- PASSAGE TO READ:
Student fees and hospital cutbacks raise ire

 

PROTESTS:TAOISEACH ENDA Kenny and Cabinet Ministers were confronted by heated protests over the closure of Roscommon hospital’s emergency department and the student fees issue at the opening of yesterday’s Fine Gael parliamentary party meeting in Galway.

Two student fee campaigners attempted to block the entrance road to the Radisson Hotel by engaging in a “lock-on” demonstration, while up to 35 Roscommon Hospital Action Committee supporters also vented their anger outside.

Roscommon-South Leitrim TD Frank Feighan had to be escorted inside the hotel by gardaí after he was surrounded by protesting constituents – having already abandoned his car in an earlier confrontation which prevented him from gaining access to the car park.

Gardaí intervened after several campaigners thumped the car roof, but Mr Feighan turned around and drove away.

When he arrived on foot some minutes later, he was surrounded again.

Some 15 minutes later, Mr Kenny was approached inside the hotel by hospital action committee spokesman John McDermott who asked the Taoiseach if he would honour his commitment to Roscommon hospital.

Mr Kenny responded “okay,okay”, as he withdrew his handshake and backed away.

Outside, gardaí summoned members of the public order unit after supporters of the Free Education for Everyone group, joined by NUI Galway students’ union, staged a “direct action” protest.

Document layout analysis material

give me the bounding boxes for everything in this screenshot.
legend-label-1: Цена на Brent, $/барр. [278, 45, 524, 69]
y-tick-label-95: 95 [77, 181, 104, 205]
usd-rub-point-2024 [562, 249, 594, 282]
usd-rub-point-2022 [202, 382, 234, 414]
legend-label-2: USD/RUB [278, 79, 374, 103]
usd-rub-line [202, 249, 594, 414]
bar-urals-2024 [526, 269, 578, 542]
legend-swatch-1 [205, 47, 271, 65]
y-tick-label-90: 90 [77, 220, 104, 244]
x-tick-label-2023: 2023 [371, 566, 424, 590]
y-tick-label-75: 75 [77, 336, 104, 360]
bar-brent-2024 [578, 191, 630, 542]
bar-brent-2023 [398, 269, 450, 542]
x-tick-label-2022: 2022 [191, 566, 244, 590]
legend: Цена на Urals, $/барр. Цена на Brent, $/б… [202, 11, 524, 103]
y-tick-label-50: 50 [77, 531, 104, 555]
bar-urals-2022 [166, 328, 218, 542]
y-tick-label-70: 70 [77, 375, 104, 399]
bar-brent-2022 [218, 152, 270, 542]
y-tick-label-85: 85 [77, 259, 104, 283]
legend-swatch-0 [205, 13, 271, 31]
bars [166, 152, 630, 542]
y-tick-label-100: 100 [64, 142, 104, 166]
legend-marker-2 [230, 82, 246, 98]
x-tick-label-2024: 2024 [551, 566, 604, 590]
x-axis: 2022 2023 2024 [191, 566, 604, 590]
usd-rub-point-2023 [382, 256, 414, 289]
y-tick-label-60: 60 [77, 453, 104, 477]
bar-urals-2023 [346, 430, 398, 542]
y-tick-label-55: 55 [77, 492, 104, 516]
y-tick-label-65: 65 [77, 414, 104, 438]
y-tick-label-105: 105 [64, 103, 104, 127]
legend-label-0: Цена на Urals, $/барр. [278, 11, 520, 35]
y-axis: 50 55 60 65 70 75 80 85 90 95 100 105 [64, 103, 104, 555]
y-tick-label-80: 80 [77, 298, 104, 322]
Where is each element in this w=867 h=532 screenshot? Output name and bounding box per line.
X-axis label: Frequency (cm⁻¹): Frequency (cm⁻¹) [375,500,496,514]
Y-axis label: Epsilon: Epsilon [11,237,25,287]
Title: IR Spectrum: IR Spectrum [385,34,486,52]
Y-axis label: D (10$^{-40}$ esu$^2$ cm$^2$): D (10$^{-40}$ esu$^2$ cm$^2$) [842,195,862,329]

- TASK A: In the article about the Galway protests, how many Roscommon Hospital Action Committee supporters protested outside the hotel?
- TASK B: Carry the article about the Galway protests forward from its last sentence.

- EXERCISE ANSWER A: Up to 35.

- EXERCISE ANSWER B:
Gardaí, including members of the public order unit, also intervened during a protest outside Galway City Hall last evening, where Mr Kenny and party members attended a reception.

Several groups, including the Socialist Workers’ Party, the Galway Alliance Against War, students, and Roscommon hospital campaigners, took part in two separate demonstrations at the city hall entrance on College Road.

When several Fine Gael TDs were sighted walking towards the city hall, the protesters ran down the road towards them.

A number of deputies — including Minister for Health and Fine Gael deputy leader James Reilly, and Olivia Mitchell TD — were heckled and jostled.

Meanwhile, Minister for the Environment Phil Hogan told journalists there would not be inspection charges for septic tanks under proposals he is drawing up.

He said that from next year the owners of homes with septic tanks will have to pay a “very modest” charge for registering their septic tanks with the local authorities.

The charge is expected to be in the region of €50 and will not be payable every year.